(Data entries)
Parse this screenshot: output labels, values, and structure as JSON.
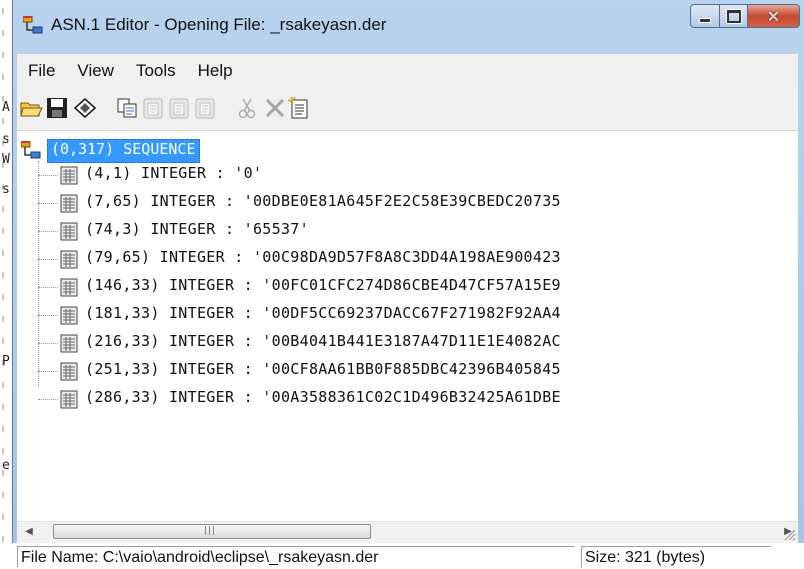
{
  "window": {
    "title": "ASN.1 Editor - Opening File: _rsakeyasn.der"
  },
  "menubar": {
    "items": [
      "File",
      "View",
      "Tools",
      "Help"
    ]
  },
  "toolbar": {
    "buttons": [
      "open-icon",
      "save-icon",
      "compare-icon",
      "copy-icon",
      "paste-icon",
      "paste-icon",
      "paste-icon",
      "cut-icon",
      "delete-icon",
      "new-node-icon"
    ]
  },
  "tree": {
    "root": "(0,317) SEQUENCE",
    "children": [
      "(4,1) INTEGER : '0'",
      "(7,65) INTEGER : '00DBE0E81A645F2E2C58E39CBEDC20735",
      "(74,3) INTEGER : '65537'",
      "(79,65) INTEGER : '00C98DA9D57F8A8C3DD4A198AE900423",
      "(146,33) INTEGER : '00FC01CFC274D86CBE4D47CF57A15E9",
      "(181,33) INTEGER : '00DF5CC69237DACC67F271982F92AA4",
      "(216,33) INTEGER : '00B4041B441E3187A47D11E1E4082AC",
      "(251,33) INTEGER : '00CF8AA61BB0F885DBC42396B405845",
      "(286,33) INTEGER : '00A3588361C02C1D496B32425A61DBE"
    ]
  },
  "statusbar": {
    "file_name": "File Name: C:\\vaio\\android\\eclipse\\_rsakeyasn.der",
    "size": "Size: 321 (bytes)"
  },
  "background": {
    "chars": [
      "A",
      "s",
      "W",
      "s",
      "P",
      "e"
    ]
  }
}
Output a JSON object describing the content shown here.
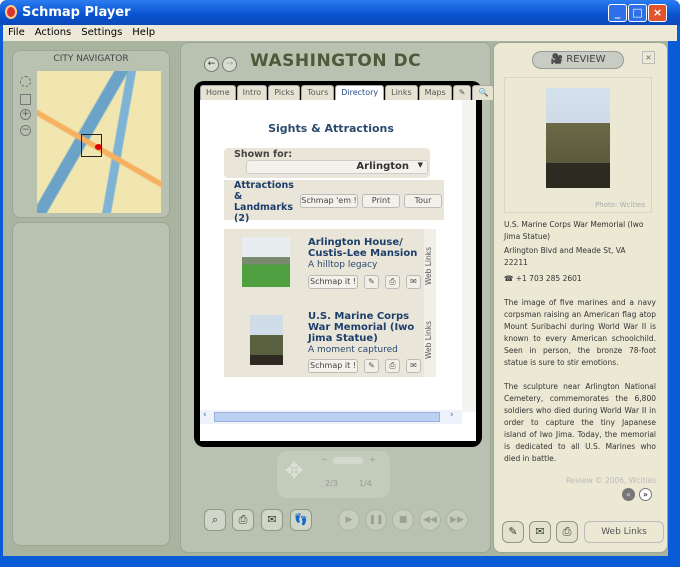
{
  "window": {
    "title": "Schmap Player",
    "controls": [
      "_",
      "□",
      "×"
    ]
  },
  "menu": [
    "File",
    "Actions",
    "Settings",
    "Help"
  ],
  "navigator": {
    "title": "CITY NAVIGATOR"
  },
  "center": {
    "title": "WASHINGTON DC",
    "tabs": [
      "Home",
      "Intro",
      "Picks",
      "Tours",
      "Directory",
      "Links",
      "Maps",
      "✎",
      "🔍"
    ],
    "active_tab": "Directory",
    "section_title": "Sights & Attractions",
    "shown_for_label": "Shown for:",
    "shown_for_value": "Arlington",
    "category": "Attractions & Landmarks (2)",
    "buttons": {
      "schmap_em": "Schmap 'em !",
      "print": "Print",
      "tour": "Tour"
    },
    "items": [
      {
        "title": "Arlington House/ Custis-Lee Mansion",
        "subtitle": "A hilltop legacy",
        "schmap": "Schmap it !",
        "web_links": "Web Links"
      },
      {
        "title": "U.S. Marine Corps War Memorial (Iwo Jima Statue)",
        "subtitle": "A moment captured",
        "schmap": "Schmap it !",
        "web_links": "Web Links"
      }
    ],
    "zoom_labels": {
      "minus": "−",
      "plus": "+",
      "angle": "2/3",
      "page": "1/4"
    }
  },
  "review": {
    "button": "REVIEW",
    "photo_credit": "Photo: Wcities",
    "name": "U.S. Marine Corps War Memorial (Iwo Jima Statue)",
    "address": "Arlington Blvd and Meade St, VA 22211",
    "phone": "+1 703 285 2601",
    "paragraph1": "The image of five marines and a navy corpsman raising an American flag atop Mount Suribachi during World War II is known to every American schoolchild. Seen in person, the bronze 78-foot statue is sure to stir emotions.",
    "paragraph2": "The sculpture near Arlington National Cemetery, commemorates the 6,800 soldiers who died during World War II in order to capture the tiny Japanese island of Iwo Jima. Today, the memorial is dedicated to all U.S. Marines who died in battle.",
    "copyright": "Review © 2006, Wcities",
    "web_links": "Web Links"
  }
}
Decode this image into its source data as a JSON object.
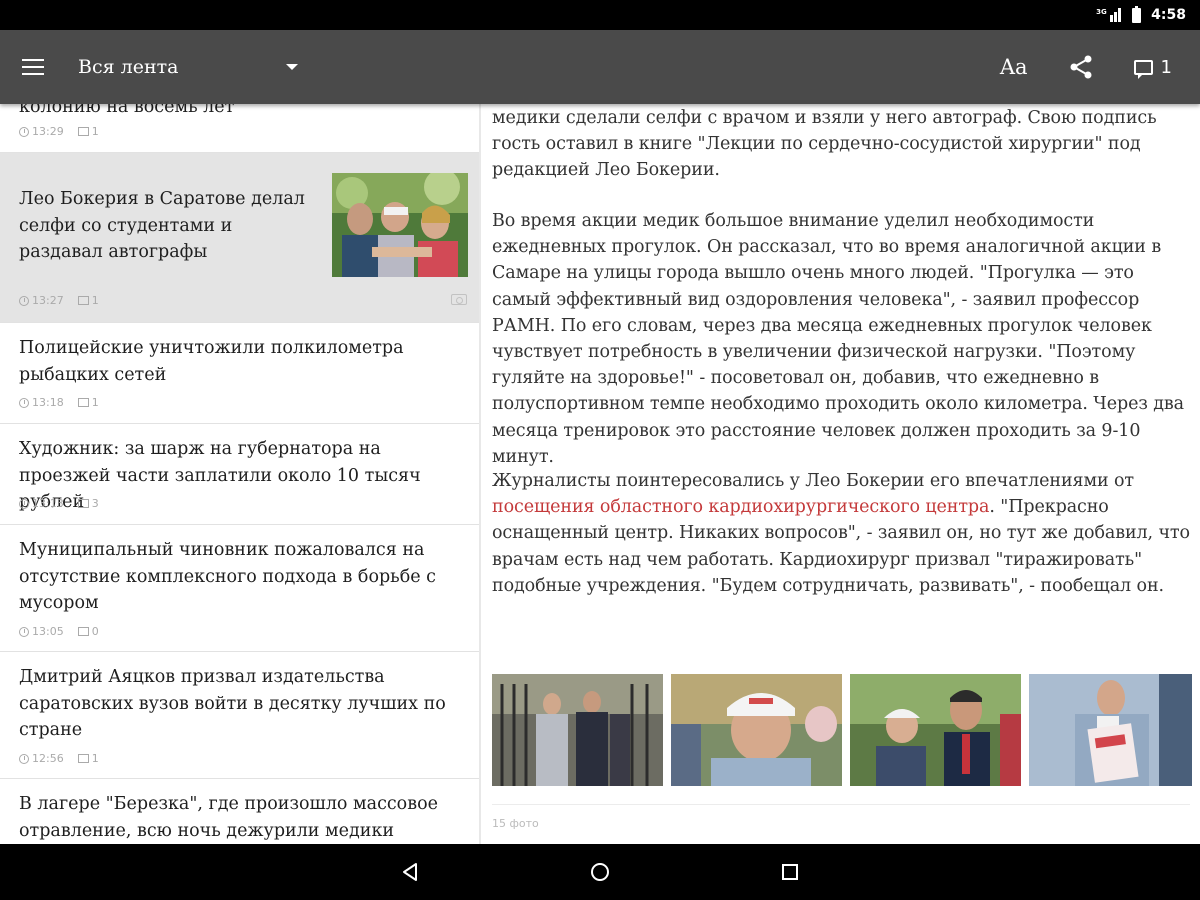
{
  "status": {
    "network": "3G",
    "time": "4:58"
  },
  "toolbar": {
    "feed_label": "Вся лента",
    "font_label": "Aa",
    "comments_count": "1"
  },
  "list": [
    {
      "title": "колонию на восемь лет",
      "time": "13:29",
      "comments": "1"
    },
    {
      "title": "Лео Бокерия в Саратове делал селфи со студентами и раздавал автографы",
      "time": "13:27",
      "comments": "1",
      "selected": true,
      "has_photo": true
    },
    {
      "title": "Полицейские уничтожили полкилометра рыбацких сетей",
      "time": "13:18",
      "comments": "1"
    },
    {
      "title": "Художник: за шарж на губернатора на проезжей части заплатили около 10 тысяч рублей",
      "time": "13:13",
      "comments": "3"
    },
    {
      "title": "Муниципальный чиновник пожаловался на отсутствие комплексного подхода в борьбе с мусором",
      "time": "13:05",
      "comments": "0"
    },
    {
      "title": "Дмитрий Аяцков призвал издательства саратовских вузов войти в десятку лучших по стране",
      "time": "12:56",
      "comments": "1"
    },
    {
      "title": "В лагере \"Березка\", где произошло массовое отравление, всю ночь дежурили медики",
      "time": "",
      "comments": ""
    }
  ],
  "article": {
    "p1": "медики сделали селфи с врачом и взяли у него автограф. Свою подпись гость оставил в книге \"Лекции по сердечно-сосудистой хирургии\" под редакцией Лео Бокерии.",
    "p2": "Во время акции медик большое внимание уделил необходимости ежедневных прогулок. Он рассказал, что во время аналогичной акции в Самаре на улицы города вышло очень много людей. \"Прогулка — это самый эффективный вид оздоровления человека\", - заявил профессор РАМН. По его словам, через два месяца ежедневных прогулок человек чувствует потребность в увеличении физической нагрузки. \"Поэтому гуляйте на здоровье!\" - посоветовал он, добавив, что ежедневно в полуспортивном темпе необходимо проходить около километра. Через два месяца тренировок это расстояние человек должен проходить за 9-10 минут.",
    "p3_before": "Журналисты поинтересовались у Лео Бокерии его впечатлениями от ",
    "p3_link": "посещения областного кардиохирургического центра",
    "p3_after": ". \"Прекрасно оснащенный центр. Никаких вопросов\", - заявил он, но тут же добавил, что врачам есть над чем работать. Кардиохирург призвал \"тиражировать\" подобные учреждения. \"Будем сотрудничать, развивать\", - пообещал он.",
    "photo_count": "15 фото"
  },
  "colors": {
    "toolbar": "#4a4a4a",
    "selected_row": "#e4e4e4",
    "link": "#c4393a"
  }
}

→ OBJECTIVE: Retype each line of the listing above word for word. Exclude the pictures.

→ RESPONSE TO THIS EXERCISE:
Parse this screenshot: output labels, values, and structure as JSON.
{
  "window": {
    "title": "ASN.1 Editor - Opening File: _rsakeyasn.der"
  },
  "menubar": {
    "items": [
      "File",
      "View",
      "Tools",
      "Help"
    ]
  },
  "toolbar": {
    "buttons": [
      "open-icon",
      "save-icon",
      "compare-icon",
      "copy-icon",
      "paste-icon",
      "paste-icon",
      "paste-icon",
      "cut-icon",
      "delete-icon",
      "new-node-icon"
    ]
  },
  "tree": {
    "root": "(0,317) SEQUENCE",
    "children": [
      "(4,1) INTEGER : '0'",
      "(7,65) INTEGER : '00DBE0E81A645F2E2C58E39CBEDC20735",
      "(74,3) INTEGER : '65537'",
      "(79,65) INTEGER : '00C98DA9D57F8A8C3DD4A198AE900423",
      "(146,33) INTEGER : '00FC01CFC274D86CBE4D47CF57A15E9",
      "(181,33) INTEGER : '00DF5CC69237DACC67F271982F92AA4",
      "(216,33) INTEGER : '00B4041B441E3187A47D11E1E4082AC",
      "(251,33) INTEGER : '00CF8AA61BB0F885DBC42396B405845",
      "(286,33) INTEGER : '00A3588361C02C1D496B32425A61DBE"
    ]
  },
  "statusbar": {
    "file_name": "File Name: C:\\vaio\\android\\eclipse\\_rsakeyasn.der",
    "size": "Size: 321 (bytes)"
  },
  "background": {
    "chars": [
      "A",
      "s",
      "W",
      "s",
      "P",
      "e"
    ]
  }
}
Output a JSON object describing the content shown here.
{
  "window": {
    "title": "Schmap Player",
    "controls": [
      "_",
      "□",
      "×"
    ]
  },
  "menu": [
    "File",
    "Actions",
    "Settings",
    "Help"
  ],
  "navigator": {
    "title": "CITY NAVIGATOR"
  },
  "center": {
    "title": "WASHINGTON DC",
    "tabs": [
      "Home",
      "Intro",
      "Picks",
      "Tours",
      "Directory",
      "Links",
      "Maps",
      "✎",
      "🔍"
    ],
    "active_tab": "Directory",
    "section_title": "Sights & Attractions",
    "shown_for_label": "Shown for:",
    "shown_for_value": "Arlington",
    "category": "Attractions & Landmarks (2)",
    "buttons": {
      "schmap_em": "Schmap 'em !",
      "print": "Print",
      "tour": "Tour"
    },
    "items": [
      {
        "title": "Arlington House/ Custis-Lee Mansion",
        "subtitle": "A hilltop legacy",
        "schmap": "Schmap it !",
        "web_links": "Web Links"
      },
      {
        "title": "U.S. Marine Corps War Memorial (Iwo Jima Statue)",
        "subtitle": "A moment captured",
        "schmap": "Schmap it !",
        "web_links": "Web Links"
      }
    ],
    "zoom_labels": {
      "minus": "−",
      "plus": "+",
      "angle": "2/3",
      "page": "1/4"
    }
  },
  "review": {
    "button": "REVIEW",
    "photo_credit": "Photo: Wcities",
    "name": "U.S. Marine Corps War Memorial (Iwo Jima Statue)",
    "address": "Arlington Blvd and Meade St, VA 22211",
    "phone": "+1 703 285 2601",
    "paragraph1": "The image of five marines and a navy corpsman raising an American flag atop Mount Suribachi during World War II is known to every American schoolchild. Seen in person, the bronze 78-foot statue is sure to stir emotions.",
    "paragraph2": "The sculpture near Arlington National Cemetery, commemorates the 6,800 soldiers who died during World War II in order to capture the tiny Japanese island of Iwo Jima. Today, the memorial is dedicated to all U.S. Marines who died in battle.",
    "copyright": "Review © 2006, Wcities",
    "web_links": "Web Links"
  }
}
Decode this image into its source data as a JSON object.
{
  "status": {
    "network": "3G",
    "time": "4:58"
  },
  "toolbar": {
    "feed_label": "Вся лента",
    "font_label": "Aa",
    "comments_count": "1"
  },
  "list": [
    {
      "title": "колонию на восемь лет",
      "time": "13:29",
      "comments": "1"
    },
    {
      "title": "Лео Бокерия в Саратове делал селфи со студентами и раздавал автографы",
      "time": "13:27",
      "comments": "1",
      "selected": true,
      "has_photo": true
    },
    {
      "title": "Полицейские уничтожили полкилометра рыбацких сетей",
      "time": "13:18",
      "comments": "1"
    },
    {
      "title": "Художник: за шарж на губернатора на проезжей части заплатили около 10 тысяч рублей",
      "time": "13:13",
      "comments": "3"
    },
    {
      "title": "Муниципальный чиновник пожаловался на отсутствие комплексного подхода в борьбе с мусором",
      "time": "13:05",
      "comments": "0"
    },
    {
      "title": "Дмитрий Аяцков призвал издательства саратовских вузов войти в десятку лучших по стране",
      "time": "12:56",
      "comments": "1"
    },
    {
      "title": "В лагере \"Березка\", где произошло массовое отравление, всю ночь дежурили медики",
      "time": "",
      "comments": ""
    }
  ],
  "article": {
    "p1": "медики сделали селфи с врачом и взяли у него автограф. Свою подпись гость оставил в книге \"Лекции по сердечно-сосудистой хирургии\" под редакцией Лео Бокерии.",
    "p2": "Во время акции медик большое внимание уделил необходимости ежедневных прогулок. Он рассказал, что во время аналогичной акции в Самаре на улицы города вышло очень много людей. \"Прогулка — это самый эффективный вид оздоровления человека\", - заявил профессор РАМН. По его словам, через два месяца ежедневных прогулок человек чувствует потребность в увеличении физической нагрузки. \"Поэтому гуляйте на здоровье!\" - посоветовал он, добавив, что ежедневно в полуспортивном темпе необходимо проходить около километра. Через два месяца тренировок это расстояние человек должен проходить за 9-10 минут.",
    "p3_before": "Журналисты поинтересовались у Лео Бокерии его впечатлениями от ",
    "p3_link": "посещения областного кардиохирургического центра",
    "p3_after": ". \"Прекрасно оснащенный центр. Никаких вопросов\", - заявил он, но тут же добавил, что врачам есть над чем работать. Кардиохирург призвал \"тиражировать\" подобные учреждения. \"Будем сотрудничать, развивать\", - пообещал он.",
    "photo_count": "15 фото"
  },
  "colors": {
    "toolbar": "#4a4a4a",
    "selected_row": "#e4e4e4",
    "link": "#c4393a"
  }
}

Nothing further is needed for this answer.